うつ病は治らない


ネットのどこをみても、「うつ病は治る」とただそれだけ。私は質問してみたい。「どうして治るんですか?」と。たとえば自動車は、自動車屋さんにもってゆけば、きちんと修理してくれる。それは、自動車のメカニズムを知っているからである。

メカニズムの分からないものは治せない。では、うつ病のメカニズムは、どれだけ分かっているというのか。一般に、医者はプロだから、なんでも分かるとおもっている。これは大間違いで、ほとんど分からないというのが現状なのだ。また、一口にうつ病といっても、教科書通りの患者なんて一人もいない、といっても過言ではないだろう。

ただ最近、うつ病は脳内のセロトニン、ノルアドレナリンといった物質の代謝が関連していることがわかり、SSRI、SNRIといった抗うつ剤が、盛んに使われるようになってきた。これで、うつ病はかなり寛解(正しくは、精神病は’治った’は言わない)するようになってきた。しかし、これだけでうつ病のメカニズムがわかったといえるだろうか? とんでもない話しだ。「半年もたてば治りますよ」なんていうひとは、たぶん駆け出して30分くらいで世界一周ができるような特殊な人なんでしょうね。

ある抗うつ剤や精神安定剤を飲むことで、働けるようになったというケースは星の数ほどある。中には誤診も山ほどある。つまりもともとちょっと落ち込んだだけの誤診でうつ病にされた患者なら、何もしなくてもすぐに治る。

だが、5年10年と寛解しないケースも、また星の数ほどある。突き詰めて行けば、’本物’のうつ病患者はある意味で「几帳面/完全癖」なのである。これは性格だから、そう簡単になくならない。なにかの状況にまきこまれることで、うつ病が重くなる可能性は十分にある。寛解状態が長続きする人はラッキー。でも、根本的に完治したわけではない。無理はしないでね。うまい話しはないのです。

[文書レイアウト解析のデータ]
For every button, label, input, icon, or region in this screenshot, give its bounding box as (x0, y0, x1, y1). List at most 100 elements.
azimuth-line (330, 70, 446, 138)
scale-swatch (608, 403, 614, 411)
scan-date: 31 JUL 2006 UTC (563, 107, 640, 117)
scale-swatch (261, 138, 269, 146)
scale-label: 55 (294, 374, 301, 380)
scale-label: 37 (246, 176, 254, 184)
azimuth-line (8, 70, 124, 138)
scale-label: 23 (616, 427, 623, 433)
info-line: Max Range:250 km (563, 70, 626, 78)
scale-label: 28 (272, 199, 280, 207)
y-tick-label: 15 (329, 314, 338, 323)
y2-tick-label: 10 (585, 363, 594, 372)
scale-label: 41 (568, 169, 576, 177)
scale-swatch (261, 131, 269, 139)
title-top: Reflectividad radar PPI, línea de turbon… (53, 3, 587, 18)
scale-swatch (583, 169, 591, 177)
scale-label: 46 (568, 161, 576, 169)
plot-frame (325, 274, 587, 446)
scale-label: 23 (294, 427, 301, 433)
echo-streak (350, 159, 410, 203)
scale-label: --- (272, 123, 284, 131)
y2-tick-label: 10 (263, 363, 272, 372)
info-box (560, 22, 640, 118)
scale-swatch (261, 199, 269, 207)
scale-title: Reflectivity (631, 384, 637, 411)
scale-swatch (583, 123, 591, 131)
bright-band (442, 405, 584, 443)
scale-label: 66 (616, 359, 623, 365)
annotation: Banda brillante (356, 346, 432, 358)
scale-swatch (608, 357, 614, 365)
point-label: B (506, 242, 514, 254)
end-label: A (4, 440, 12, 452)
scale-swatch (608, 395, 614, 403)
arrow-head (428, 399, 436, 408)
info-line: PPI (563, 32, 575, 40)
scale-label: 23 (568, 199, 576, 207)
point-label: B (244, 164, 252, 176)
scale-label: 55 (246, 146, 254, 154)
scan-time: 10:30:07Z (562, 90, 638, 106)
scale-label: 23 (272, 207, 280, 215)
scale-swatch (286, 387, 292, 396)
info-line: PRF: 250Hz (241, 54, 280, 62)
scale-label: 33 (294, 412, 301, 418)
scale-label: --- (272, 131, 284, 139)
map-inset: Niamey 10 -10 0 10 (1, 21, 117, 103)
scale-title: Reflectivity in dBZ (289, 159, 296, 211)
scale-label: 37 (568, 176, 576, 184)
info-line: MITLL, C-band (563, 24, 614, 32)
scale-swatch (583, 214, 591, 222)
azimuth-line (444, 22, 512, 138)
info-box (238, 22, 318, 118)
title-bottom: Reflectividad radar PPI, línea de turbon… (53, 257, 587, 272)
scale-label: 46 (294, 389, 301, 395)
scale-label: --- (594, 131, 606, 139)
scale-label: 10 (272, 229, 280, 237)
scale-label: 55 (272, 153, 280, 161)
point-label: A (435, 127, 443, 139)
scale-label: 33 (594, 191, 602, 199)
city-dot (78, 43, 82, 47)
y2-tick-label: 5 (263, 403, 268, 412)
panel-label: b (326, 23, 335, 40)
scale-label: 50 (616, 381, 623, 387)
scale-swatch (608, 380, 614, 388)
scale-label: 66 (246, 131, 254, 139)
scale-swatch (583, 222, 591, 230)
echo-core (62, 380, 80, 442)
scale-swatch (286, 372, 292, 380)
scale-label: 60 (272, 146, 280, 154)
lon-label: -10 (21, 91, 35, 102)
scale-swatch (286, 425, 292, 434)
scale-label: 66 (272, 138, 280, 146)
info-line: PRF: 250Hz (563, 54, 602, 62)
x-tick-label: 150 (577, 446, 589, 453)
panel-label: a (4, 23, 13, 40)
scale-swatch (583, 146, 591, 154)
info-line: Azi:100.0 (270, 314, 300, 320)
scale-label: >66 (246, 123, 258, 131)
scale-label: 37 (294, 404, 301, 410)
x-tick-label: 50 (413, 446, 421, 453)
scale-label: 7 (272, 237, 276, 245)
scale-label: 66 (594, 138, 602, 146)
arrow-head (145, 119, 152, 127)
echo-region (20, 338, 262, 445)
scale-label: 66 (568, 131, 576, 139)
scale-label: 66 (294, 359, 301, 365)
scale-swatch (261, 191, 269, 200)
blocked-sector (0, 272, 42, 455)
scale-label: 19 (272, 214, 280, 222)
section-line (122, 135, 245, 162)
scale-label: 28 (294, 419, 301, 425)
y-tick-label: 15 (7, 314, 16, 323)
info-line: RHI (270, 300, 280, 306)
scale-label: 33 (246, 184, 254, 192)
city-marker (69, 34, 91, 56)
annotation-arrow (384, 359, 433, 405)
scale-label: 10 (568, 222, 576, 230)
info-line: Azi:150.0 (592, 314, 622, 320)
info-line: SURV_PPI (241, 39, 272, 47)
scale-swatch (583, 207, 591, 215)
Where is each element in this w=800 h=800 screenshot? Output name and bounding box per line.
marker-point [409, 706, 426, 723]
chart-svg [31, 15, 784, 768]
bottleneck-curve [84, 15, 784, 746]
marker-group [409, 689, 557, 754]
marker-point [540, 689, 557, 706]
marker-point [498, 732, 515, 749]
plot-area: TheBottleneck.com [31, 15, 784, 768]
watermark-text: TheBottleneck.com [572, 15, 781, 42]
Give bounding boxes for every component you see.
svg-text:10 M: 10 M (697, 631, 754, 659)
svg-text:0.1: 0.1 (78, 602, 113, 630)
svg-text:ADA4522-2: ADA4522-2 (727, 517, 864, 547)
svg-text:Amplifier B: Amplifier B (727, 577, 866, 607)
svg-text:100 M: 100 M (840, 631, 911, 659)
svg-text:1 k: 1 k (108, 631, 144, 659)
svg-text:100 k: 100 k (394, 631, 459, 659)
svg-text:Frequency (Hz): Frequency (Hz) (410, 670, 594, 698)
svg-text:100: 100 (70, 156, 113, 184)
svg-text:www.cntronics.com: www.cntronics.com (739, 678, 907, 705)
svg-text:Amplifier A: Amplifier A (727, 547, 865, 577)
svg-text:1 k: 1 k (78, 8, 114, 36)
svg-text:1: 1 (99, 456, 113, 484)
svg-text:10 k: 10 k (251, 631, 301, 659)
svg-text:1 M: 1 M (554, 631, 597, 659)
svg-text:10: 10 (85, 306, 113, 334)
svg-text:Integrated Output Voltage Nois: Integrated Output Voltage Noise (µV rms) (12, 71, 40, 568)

● やること
うつ病についての本文から、「ネットのどこをみても、「うつ」から「ね。うまい話しはないのです。」までの部分を一字も変えずにもう一度書き出してもらえますか?

● 演習の結果
ネットのどこをみても、「うつ病は治る」とただそれだけ。私は質問してみたい。「どうして治るんですか?」と。たとえば自動車は、自動車屋さんにもってゆけば、きちんと修理してくれる。それは、自動車のメカニズムを知っているからである。

メカニズムの分からないものは治せない。では、うつ病のメカニズムは、どれだけ分かっているというのか。一般に、医者はプロだから、なんでも分かるとおもっている。これは大間違いで、ほとんど分からないというのが現状なのだ。また、一口にうつ病といっても、教科書通りの患者なんて一人もいない、といっても過言ではないだろう。

ただ最近、うつ病は脳内のセロトニン、ノルアドレナリンといった物質の代謝が関連していることがわかり、SSRI、SNRIといった抗うつ剤が、盛んに使われるようになってきた。これで、うつ病はかなり寛解(正しくは、精神病は’治った’は言わない)するようになってきた。しかし、これだけでうつ病のメカニズムがわかったといえるだろうか? とんでもない話しだ。「半年もたてば治りますよ」なんていうひとは、たぶん駆け出して30分くらいで世界一周ができるような特殊な人なんでしょうね。

ある抗うつ剤や精神安定剤を飲むことで、働けるようになったというケースは星の数ほどある。中には誤診も山ほどある。つまりもともとちょっと落ち込んだだけの誤診でうつ病にされた患者なら、何もしなくてもすぐに治る。

だが、5年10年と寛解しないケースも、また星の数ほどある。突き詰めて行けば、’本物’のうつ病患者はある意味で「几帳面/完全癖」なのである。これは性格だから、そう簡単になくならない。なにかの状況にまきこまれることで、うつ病が重くなる可能性は十分にある。寛解状態が長続きする人はラッキー。でも、根本的に完治したわけではない。無理はしないでね。うまい話しはないのです。